_Task to complete_. Give only the number of lines in the data that include the string "index".

_Record extracts_.
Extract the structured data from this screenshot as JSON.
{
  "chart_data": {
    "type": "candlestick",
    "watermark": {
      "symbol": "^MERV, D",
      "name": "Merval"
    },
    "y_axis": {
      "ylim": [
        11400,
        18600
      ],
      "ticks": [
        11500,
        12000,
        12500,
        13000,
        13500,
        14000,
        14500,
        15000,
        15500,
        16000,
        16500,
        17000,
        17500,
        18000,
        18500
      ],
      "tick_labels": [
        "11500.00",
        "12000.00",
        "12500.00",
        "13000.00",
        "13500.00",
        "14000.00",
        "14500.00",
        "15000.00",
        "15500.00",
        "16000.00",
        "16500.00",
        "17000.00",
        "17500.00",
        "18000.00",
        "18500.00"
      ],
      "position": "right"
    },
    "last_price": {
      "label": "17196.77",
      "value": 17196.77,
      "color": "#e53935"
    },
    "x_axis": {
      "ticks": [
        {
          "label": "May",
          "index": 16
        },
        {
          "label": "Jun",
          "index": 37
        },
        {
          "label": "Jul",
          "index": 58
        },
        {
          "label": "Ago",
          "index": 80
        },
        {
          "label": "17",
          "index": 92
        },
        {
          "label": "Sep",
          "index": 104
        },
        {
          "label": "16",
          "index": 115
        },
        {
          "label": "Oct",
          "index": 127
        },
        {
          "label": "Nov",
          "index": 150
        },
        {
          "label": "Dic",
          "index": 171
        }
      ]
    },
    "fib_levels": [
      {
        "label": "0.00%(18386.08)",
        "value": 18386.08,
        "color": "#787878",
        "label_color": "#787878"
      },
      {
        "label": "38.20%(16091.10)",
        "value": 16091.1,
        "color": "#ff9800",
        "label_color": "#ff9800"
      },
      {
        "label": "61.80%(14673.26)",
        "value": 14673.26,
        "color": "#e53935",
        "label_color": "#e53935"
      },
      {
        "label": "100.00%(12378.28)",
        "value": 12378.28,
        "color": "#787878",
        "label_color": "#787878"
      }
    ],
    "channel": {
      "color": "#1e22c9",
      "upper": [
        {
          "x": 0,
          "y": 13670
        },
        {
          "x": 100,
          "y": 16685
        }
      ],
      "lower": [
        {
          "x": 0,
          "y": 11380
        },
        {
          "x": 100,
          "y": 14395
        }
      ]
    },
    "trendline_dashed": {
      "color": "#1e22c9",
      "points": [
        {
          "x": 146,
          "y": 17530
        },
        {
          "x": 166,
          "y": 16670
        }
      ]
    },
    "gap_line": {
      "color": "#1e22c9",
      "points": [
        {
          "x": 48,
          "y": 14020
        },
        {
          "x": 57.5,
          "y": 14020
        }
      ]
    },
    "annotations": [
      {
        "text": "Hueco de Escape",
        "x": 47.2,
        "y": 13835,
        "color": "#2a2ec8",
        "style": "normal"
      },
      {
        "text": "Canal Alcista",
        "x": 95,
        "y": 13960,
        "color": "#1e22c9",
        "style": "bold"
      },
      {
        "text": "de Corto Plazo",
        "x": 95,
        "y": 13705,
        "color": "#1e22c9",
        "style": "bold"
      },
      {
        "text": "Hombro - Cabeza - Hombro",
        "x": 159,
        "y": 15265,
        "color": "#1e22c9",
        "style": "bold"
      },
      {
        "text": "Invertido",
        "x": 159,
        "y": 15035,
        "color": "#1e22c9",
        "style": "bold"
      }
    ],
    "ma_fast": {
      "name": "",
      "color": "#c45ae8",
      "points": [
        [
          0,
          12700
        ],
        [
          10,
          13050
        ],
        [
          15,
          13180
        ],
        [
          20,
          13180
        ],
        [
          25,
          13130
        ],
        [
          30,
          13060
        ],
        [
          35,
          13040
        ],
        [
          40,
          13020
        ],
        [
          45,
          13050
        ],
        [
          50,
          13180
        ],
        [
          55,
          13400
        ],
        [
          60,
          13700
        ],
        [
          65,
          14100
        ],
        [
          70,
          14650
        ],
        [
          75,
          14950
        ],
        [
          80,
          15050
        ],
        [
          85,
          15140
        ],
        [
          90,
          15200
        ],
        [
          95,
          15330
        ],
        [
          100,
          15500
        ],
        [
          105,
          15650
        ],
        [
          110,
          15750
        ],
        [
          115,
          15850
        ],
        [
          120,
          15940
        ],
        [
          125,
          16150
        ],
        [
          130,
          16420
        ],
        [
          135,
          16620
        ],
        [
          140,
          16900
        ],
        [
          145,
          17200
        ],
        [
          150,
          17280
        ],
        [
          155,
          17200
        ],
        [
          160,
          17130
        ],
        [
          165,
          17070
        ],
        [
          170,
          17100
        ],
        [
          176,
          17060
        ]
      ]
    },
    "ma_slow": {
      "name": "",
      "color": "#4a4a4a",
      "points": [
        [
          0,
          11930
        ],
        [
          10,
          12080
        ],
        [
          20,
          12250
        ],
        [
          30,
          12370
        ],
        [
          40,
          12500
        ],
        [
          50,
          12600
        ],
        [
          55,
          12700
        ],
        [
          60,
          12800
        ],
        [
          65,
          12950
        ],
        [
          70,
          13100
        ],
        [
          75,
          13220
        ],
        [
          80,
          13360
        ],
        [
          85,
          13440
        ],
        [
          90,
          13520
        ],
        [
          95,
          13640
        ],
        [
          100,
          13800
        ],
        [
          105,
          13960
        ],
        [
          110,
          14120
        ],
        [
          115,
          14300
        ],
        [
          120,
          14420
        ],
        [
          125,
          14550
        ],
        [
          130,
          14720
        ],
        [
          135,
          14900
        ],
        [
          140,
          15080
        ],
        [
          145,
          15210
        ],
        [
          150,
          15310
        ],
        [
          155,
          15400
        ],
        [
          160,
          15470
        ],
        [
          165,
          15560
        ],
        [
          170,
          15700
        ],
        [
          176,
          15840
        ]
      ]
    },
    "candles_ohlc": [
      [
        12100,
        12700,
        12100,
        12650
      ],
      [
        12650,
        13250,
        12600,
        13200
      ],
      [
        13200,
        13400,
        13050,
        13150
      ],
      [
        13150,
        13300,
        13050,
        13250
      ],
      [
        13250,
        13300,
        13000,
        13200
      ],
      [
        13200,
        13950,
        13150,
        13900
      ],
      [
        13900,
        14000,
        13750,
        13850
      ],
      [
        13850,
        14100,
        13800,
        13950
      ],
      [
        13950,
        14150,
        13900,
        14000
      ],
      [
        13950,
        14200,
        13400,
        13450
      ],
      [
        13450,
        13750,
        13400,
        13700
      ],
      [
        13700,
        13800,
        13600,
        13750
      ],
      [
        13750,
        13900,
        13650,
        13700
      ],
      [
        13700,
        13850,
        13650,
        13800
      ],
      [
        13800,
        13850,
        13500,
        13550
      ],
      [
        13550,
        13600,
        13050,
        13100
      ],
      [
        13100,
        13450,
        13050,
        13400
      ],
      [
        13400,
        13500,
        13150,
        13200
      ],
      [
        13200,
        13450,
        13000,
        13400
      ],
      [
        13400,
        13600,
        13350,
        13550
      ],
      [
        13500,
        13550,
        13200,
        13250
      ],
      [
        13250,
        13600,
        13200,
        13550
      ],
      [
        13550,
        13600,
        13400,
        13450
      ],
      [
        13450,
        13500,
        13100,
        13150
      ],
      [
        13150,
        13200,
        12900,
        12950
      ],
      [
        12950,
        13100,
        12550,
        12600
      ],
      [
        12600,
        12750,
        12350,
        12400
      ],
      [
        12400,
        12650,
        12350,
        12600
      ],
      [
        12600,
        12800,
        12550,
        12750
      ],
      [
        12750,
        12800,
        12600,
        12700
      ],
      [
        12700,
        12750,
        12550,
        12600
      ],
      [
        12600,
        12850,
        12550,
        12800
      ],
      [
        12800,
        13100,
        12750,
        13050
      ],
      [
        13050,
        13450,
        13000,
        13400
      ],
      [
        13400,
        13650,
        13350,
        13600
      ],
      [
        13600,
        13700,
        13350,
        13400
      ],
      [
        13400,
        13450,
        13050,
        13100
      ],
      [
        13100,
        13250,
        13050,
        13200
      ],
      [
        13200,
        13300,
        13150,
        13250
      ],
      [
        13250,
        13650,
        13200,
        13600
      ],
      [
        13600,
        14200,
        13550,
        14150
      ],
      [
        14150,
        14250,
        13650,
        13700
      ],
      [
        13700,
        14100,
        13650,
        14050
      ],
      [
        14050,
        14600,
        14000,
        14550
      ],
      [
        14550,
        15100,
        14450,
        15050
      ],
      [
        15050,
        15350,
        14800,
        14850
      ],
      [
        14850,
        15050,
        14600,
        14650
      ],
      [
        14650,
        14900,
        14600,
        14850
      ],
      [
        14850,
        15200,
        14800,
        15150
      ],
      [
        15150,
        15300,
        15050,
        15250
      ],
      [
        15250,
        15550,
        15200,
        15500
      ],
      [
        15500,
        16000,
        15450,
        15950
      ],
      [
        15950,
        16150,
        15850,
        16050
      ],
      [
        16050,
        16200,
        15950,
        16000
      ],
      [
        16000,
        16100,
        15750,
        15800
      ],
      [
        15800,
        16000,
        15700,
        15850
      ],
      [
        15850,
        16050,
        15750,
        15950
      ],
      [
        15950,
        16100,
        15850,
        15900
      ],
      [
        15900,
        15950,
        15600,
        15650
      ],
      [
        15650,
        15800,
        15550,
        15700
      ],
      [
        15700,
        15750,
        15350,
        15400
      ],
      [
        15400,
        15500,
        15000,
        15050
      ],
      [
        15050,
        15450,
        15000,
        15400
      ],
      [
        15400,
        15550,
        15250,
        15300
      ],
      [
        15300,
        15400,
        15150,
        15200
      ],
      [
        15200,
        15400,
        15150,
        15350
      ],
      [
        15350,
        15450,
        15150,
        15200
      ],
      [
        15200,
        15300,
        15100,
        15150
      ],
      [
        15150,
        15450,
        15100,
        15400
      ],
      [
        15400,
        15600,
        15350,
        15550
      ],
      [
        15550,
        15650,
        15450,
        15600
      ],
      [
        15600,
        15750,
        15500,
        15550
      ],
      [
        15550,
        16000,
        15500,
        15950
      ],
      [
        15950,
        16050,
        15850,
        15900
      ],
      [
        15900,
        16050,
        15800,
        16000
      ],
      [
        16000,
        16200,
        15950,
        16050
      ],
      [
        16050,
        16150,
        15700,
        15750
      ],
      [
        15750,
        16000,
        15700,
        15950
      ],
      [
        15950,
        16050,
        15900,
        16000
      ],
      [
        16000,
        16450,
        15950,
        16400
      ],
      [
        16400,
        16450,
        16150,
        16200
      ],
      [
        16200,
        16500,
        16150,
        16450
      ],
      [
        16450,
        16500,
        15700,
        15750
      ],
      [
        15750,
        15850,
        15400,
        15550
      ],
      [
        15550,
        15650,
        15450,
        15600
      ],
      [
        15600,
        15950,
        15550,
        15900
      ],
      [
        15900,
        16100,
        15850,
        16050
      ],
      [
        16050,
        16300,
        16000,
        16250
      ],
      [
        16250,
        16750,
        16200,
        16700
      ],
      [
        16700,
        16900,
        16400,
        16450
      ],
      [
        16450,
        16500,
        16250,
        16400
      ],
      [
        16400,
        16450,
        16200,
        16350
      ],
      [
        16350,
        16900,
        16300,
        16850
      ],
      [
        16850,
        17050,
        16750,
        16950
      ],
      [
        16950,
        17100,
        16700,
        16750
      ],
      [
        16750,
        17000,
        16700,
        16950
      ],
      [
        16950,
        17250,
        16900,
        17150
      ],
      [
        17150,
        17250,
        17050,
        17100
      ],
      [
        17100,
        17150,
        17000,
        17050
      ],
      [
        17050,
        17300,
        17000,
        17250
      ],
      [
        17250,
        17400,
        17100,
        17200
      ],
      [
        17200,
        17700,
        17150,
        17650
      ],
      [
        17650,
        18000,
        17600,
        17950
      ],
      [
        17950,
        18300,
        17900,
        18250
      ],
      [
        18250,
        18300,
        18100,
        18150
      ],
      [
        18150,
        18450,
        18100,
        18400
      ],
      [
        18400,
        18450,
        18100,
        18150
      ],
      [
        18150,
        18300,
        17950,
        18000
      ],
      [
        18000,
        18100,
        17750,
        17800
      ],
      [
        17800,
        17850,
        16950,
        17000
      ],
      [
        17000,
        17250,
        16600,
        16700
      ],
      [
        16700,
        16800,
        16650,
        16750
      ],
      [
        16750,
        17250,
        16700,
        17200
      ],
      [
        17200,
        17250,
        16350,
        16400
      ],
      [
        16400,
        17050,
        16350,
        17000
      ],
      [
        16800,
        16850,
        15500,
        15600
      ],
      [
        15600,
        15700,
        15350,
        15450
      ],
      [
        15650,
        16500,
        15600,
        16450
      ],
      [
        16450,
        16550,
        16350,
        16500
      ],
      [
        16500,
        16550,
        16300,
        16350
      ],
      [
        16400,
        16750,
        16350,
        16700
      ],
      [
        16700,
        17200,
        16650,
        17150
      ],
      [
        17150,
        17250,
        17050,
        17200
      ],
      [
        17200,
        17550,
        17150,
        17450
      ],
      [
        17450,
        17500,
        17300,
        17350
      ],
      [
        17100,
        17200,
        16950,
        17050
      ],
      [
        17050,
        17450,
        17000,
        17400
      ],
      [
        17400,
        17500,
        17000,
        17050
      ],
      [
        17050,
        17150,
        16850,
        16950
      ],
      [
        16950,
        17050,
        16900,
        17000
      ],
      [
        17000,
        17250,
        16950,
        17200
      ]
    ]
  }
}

_Output for this exercise_. 10